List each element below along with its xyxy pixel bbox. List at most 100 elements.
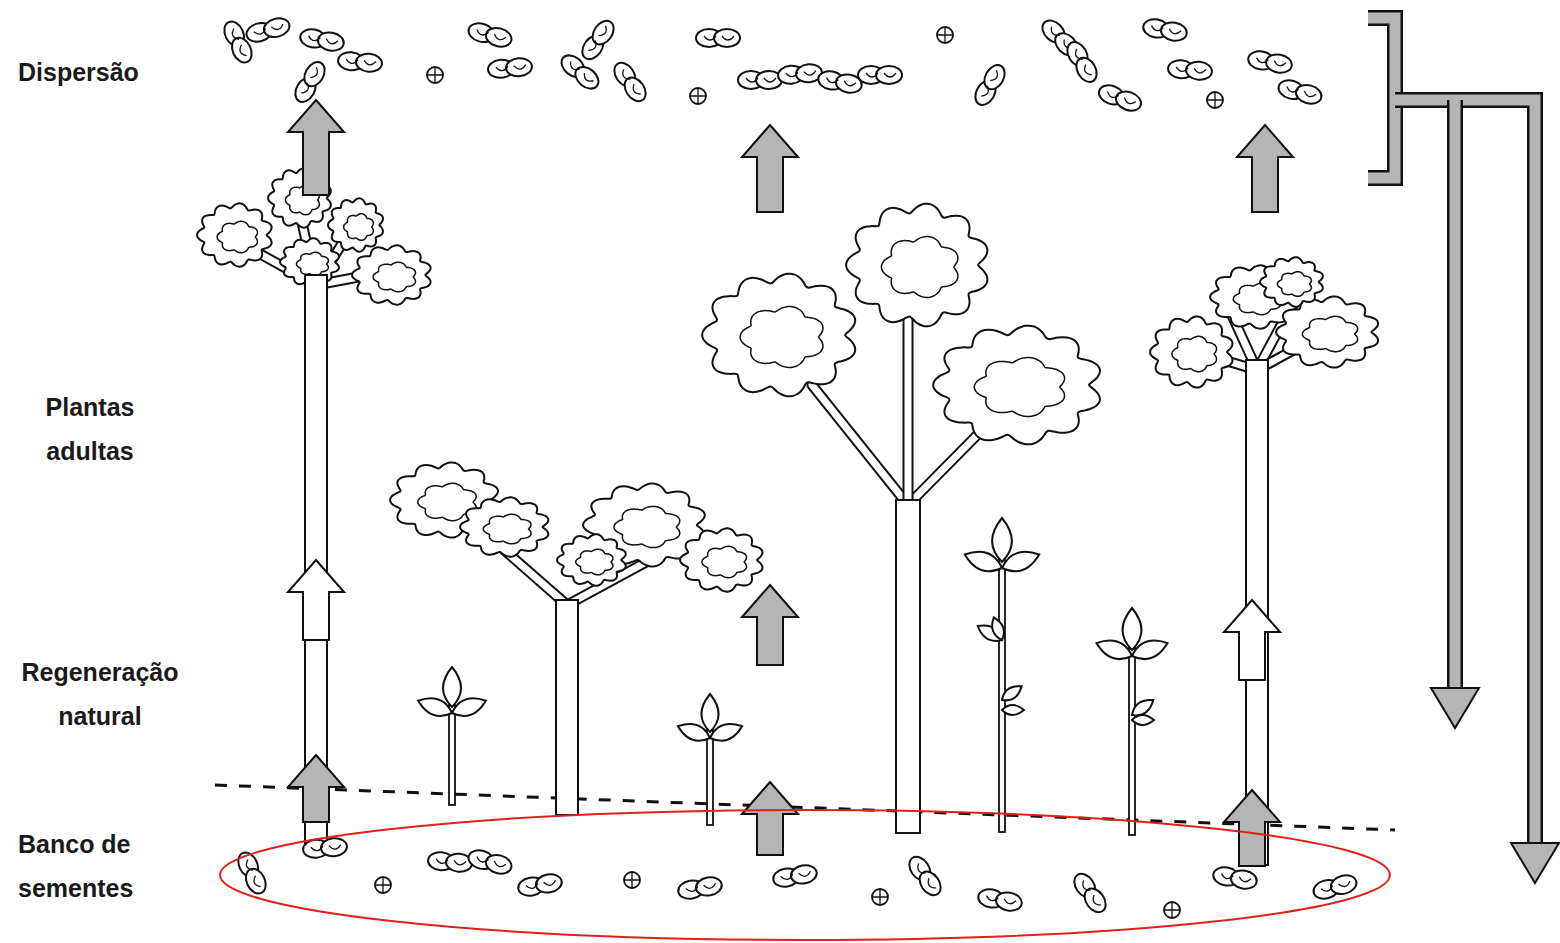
seed-pod	[777, 63, 822, 85]
arrow-head	[1511, 843, 1559, 883]
seed-lobe	[588, 17, 618, 49]
crown-detail	[1302, 316, 1357, 351]
round-seed	[690, 88, 706, 104]
round-seed-body	[375, 877, 391, 893]
leaf	[962, 546, 1005, 576]
seed-lobe	[694, 875, 723, 897]
growth-arrow	[288, 100, 344, 195]
round-seed-cross	[937, 27, 953, 43]
round-seed-cross	[375, 877, 391, 893]
tree-crown	[933, 326, 1100, 445]
round-seed-cross	[1164, 902, 1180, 918]
crown-detail	[217, 221, 257, 252]
seed-lobe	[714, 29, 740, 47]
crown-detail	[881, 237, 957, 298]
seed-detail	[244, 859, 260, 888]
tree-crown	[557, 534, 626, 585]
seed-pod	[858, 66, 902, 84]
seed-pod	[427, 851, 472, 873]
round-seed-body	[1207, 92, 1223, 108]
crown-detail	[614, 506, 680, 547]
seed-lobe	[994, 890, 1023, 912]
seed-pod	[696, 29, 740, 47]
seed-pod	[905, 853, 945, 899]
seed-lobe	[1072, 54, 1101, 86]
seed-detail	[308, 36, 338, 45]
seed-pod	[557, 51, 602, 93]
growth-arrow	[1237, 125, 1293, 212]
seed-detail	[496, 65, 526, 72]
round-seed-body	[1164, 902, 1180, 918]
sapling	[675, 694, 745, 825]
seed-pod	[221, 18, 256, 65]
seed-detail	[346, 59, 376, 66]
tree-branch	[812, 385, 908, 505]
seed-detail	[1256, 58, 1286, 67]
tree-crown	[352, 245, 430, 304]
leaf	[1002, 705, 1024, 715]
seed-lobe	[505, 57, 532, 77]
growth-arrow	[742, 585, 798, 665]
seed-detail	[568, 61, 594, 83]
seed-detail	[1176, 67, 1206, 74]
seed-pod	[466, 21, 513, 50]
tree-crown	[702, 274, 855, 397]
crown-detail	[576, 549, 613, 575]
seed-detail	[1321, 881, 1351, 893]
sapling-stem	[1129, 648, 1135, 835]
sapling	[415, 667, 488, 805]
round-seed	[872, 889, 888, 905]
seed-pod	[1070, 870, 1110, 916]
growth-arrow	[1224, 600, 1280, 680]
leaf	[989, 616, 1007, 642]
seed-detail	[436, 859, 466, 866]
seed-detail	[1286, 86, 1316, 98]
seed-detail	[1151, 26, 1181, 35]
crown-detail	[702, 546, 747, 577]
seed-pod	[738, 71, 782, 89]
seed-pod	[466, 848, 513, 877]
round-seed	[937, 27, 953, 43]
seed-detail	[1080, 880, 1100, 907]
leaf	[999, 546, 1042, 576]
dispersal-bracket-outline	[1368, 18, 1395, 178]
growth-arrow	[742, 125, 798, 212]
round-seed-body	[872, 889, 888, 905]
seed-pod	[1063, 38, 1101, 85]
seed-pod	[1276, 78, 1323, 107]
round-seed	[427, 67, 443, 83]
seed-rain-line-outline	[1395, 100, 1535, 845]
seed-pod	[487, 57, 532, 79]
crown-detail	[740, 307, 823, 368]
seed-detail	[301, 67, 319, 95]
seed-rain-line	[1450, 100, 1461, 690]
crown-detail	[974, 358, 1064, 417]
round-seed	[375, 877, 391, 893]
seed-lobe	[1229, 868, 1258, 890]
crown-detail	[1277, 272, 1311, 297]
seed-detail	[915, 863, 935, 890]
seed-pod	[517, 872, 563, 897]
tree-branch-fill	[905, 320, 912, 505]
seed-detail	[986, 896, 1016, 905]
stage-label: Dispersão	[18, 50, 218, 94]
round-seed-cross	[1207, 92, 1223, 108]
crown-detail	[1172, 336, 1217, 371]
tree-crown	[197, 203, 272, 266]
seed-lobe	[534, 872, 563, 894]
seed-pod	[299, 27, 345, 52]
seed-lobe	[484, 852, 514, 876]
seed-pod	[971, 61, 1009, 108]
leaf	[443, 667, 461, 707]
stage-label: Regeneração natural	[5, 650, 195, 738]
growth-arrow	[742, 782, 798, 855]
dispersal-bracket	[1368, 18, 1395, 178]
seed-pod	[578, 17, 618, 63]
seed-pod	[1142, 17, 1188, 42]
seed-lobe	[1113, 88, 1144, 114]
seed-lobe	[1264, 52, 1293, 74]
leaf	[415, 693, 454, 721]
adult-tree	[1150, 257, 1378, 865]
tree-crown	[846, 204, 987, 327]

● **SET TASK**
Return every line of the data above word for word, omitting the pictures.

● **THE SOLUTION**
List each element below along with its xyxy pixel bbox. List at most 100 elements.
seed-pod	[777, 63, 822, 85]
arrow-head	[1511, 843, 1559, 883]
seed-lobe	[588, 17, 618, 49]
crown-detail	[1302, 316, 1357, 351]
round-seed	[690, 88, 706, 104]
round-seed-body	[375, 877, 391, 893]
leaf	[962, 546, 1005, 576]
seed-lobe	[694, 875, 723, 897]
growth-arrow	[288, 100, 344, 195]
round-seed-cross	[937, 27, 953, 43]
round-seed-cross	[375, 877, 391, 893]
tree-crown	[933, 326, 1100, 445]
round-seed-cross	[1164, 902, 1180, 918]
crown-detail	[217, 221, 257, 252]
seed-lobe	[714, 29, 740, 47]
crown-detail	[881, 237, 957, 298]
seed-detail	[244, 859, 260, 888]
tree-crown	[557, 534, 626, 585]
seed-pod	[858, 66, 902, 84]
seed-pod	[427, 851, 472, 873]
round-seed-body	[1207, 92, 1223, 108]
crown-detail	[614, 506, 680, 547]
seed-lobe	[994, 890, 1023, 912]
seed-pod	[696, 29, 740, 47]
seed-pod	[905, 853, 945, 899]
seed-lobe	[1072, 54, 1101, 86]
seed-detail	[308, 36, 338, 45]
seed-pod	[557, 51, 602, 93]
growth-arrow	[1237, 125, 1293, 212]
seed-detail	[496, 65, 526, 72]
round-seed-body	[1164, 902, 1180, 918]
sapling	[675, 694, 745, 825]
seed-pod	[221, 18, 256, 65]
seed-detail	[346, 59, 376, 66]
tree-branch	[812, 385, 908, 505]
seed-detail	[1256, 58, 1286, 67]
tree-crown	[352, 245, 430, 304]
leaf	[1002, 705, 1024, 715]
seed-lobe	[505, 57, 532, 77]
growth-arrow	[742, 585, 798, 665]
seed-detail	[568, 61, 594, 83]
seed-detail	[1176, 67, 1206, 74]
seed-pod	[466, 21, 513, 50]
tree-crown	[702, 274, 855, 397]
crown-detail	[576, 549, 613, 575]
seed-detail	[1321, 881, 1351, 893]
sapling-stem	[1129, 648, 1135, 835]
sapling	[415, 667, 488, 805]
round-seed	[872, 889, 888, 905]
seed-pod	[1070, 870, 1110, 916]
growth-arrow	[1224, 600, 1280, 680]
leaf	[989, 616, 1007, 642]
seed-detail	[436, 859, 466, 866]
seed-detail	[1286, 86, 1316, 98]
seed-detail	[1151, 26, 1181, 35]
crown-detail	[702, 546, 747, 577]
seed-pod	[738, 71, 782, 89]
seed-pod	[466, 848, 513, 877]
round-seed	[937, 27, 953, 43]
seed-detail	[1080, 880, 1100, 907]
leaf	[999, 546, 1042, 576]
dispersal-bracket-outline	[1368, 18, 1395, 178]
growth-arrow	[742, 125, 798, 212]
round-seed-body	[872, 889, 888, 905]
seed-pod	[1063, 38, 1101, 85]
seed-pod	[1276, 78, 1323, 107]
round-seed	[427, 67, 443, 83]
seed-rain-line-outline	[1395, 100, 1535, 845]
seed-pod	[487, 57, 532, 79]
crown-detail	[740, 307, 823, 368]
seed-detail	[301, 67, 319, 95]
seed-rain-line	[1450, 100, 1461, 690]
crown-detail	[974, 358, 1064, 417]
round-seed	[375, 877, 391, 893]
seed-lobe	[1229, 868, 1258, 890]
crown-detail	[1277, 272, 1311, 297]
seed-detail	[915, 863, 935, 890]
seed-pod	[517, 872, 563, 897]
tree-branch-fill	[905, 320, 912, 505]
seed-detail	[986, 896, 1016, 905]
stage-label: Dispersão	[18, 50, 218, 94]
round-seed-cross	[1207, 92, 1223, 108]
crown-detail	[1172, 336, 1217, 371]
tree-crown	[197, 203, 272, 266]
seed-lobe	[534, 872, 563, 894]
seed-pod	[299, 27, 345, 52]
seed-lobe	[484, 852, 514, 876]
seed-pod	[971, 61, 1009, 108]
leaf	[443, 667, 461, 707]
stage-label: Regeneração natural	[5, 650, 195, 738]
growth-arrow	[742, 782, 798, 855]
dispersal-bracket	[1368, 18, 1395, 178]
seed-pod	[578, 17, 618, 63]
seed-pod	[1142, 17, 1188, 42]
seed-lobe	[1113, 88, 1144, 114]
seed-lobe	[1264, 52, 1293, 74]
leaf	[415, 693, 454, 721]
adult-tree	[1150, 257, 1378, 865]
tree-crown	[846, 204, 987, 327]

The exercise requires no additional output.